Stored dataset items
* Begin *
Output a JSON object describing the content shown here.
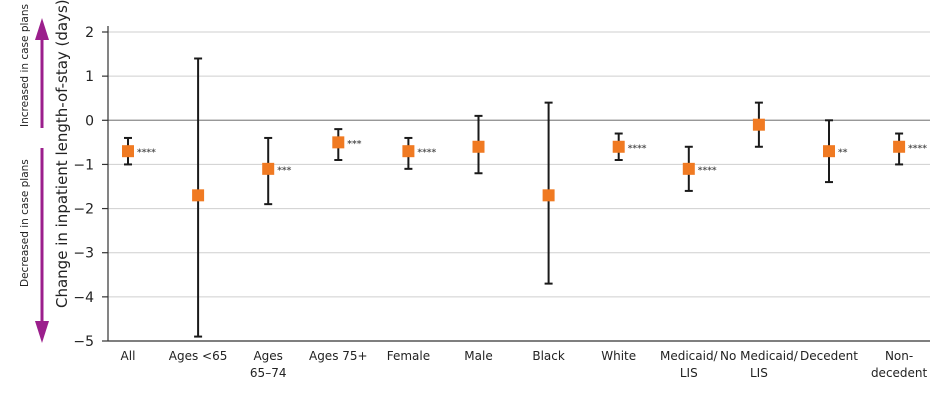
{
  "chart_data": {
    "type": "scatter",
    "ylabel": "Change in inpatient length-of-stay (days)",
    "side_labels": {
      "up": "Increased in case plans",
      "down": "Decreased in case plans"
    },
    "ylim": [
      -5,
      2
    ],
    "yticks": [
      "2",
      "1",
      "0",
      "−1",
      "−2",
      "−3",
      "−4",
      "−5"
    ],
    "grid": true,
    "categories": [
      [
        "All"
      ],
      [
        "Ages <65"
      ],
      [
        "Ages",
        "65–74"
      ],
      [
        "Ages 75+"
      ],
      [
        "Female"
      ],
      [
        "Male"
      ],
      [
        "Black"
      ],
      [
        "White"
      ],
      [
        "Medicaid/",
        "LIS"
      ],
      [
        "No Medicaid/",
        "LIS"
      ],
      [
        "Decedent"
      ],
      [
        "Non-",
        "decedent"
      ]
    ],
    "series": [
      {
        "values": [
          -0.7,
          -1.7,
          -1.1,
          -0.5,
          -0.7,
          -0.6,
          -1.7,
          -0.6,
          -1.1,
          -0.1,
          -0.7,
          -0.6
        ],
        "ci_low": [
          -1.0,
          -4.9,
          -1.9,
          -0.9,
          -1.1,
          -1.2,
          -3.7,
          -0.9,
          -1.6,
          -0.6,
          -1.4,
          -1.0
        ],
        "ci_high": [
          -0.4,
          1.4,
          -0.4,
          -0.2,
          -0.4,
          0.1,
          0.4,
          -0.3,
          -0.6,
          0.4,
          0.0,
          -0.3
        ],
        "significance": [
          "****",
          "",
          "***",
          "***",
          "****",
          "",
          "",
          "****",
          "****",
          "",
          "**",
          "****"
        ]
      }
    ],
    "colors": {
      "marker": "#F07A22",
      "arrow": "#9B1F8C",
      "error_bar": "#1a1a1a",
      "grid": "#cfcfcf"
    }
  }
}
* End *
• [What the task asks]:
Reproduce every line above as written, skipping pictures.

• [Expected output]:
Output a JSON object describing the content shown here.
{
  "chart_data": {
    "type": "scatter",
    "ylabel": "Change in inpatient length-of-stay (days)",
    "side_labels": {
      "up": "Increased in case plans",
      "down": "Decreased in case plans"
    },
    "ylim": [
      -5,
      2
    ],
    "yticks": [
      "2",
      "1",
      "0",
      "−1",
      "−2",
      "−3",
      "−4",
      "−5"
    ],
    "grid": true,
    "categories": [
      [
        "All"
      ],
      [
        "Ages <65"
      ],
      [
        "Ages",
        "65–74"
      ],
      [
        "Ages 75+"
      ],
      [
        "Female"
      ],
      [
        "Male"
      ],
      [
        "Black"
      ],
      [
        "White"
      ],
      [
        "Medicaid/",
        "LIS"
      ],
      [
        "No Medicaid/",
        "LIS"
      ],
      [
        "Decedent"
      ],
      [
        "Non-",
        "decedent"
      ]
    ],
    "series": [
      {
        "values": [
          -0.7,
          -1.7,
          -1.1,
          -0.5,
          -0.7,
          -0.6,
          -1.7,
          -0.6,
          -1.1,
          -0.1,
          -0.7,
          -0.6
        ],
        "ci_low": [
          -1.0,
          -4.9,
          -1.9,
          -0.9,
          -1.1,
          -1.2,
          -3.7,
          -0.9,
          -1.6,
          -0.6,
          -1.4,
          -1.0
        ],
        "ci_high": [
          -0.4,
          1.4,
          -0.4,
          -0.2,
          -0.4,
          0.1,
          0.4,
          -0.3,
          -0.6,
          0.4,
          0.0,
          -0.3
        ],
        "significance": [
          "****",
          "",
          "***",
          "***",
          "****",
          "",
          "",
          "****",
          "****",
          "",
          "**",
          "****"
        ]
      }
    ],
    "colors": {
      "marker": "#F07A22",
      "arrow": "#9B1F8C",
      "error_bar": "#1a1a1a",
      "grid": "#cfcfcf"
    }
  }
}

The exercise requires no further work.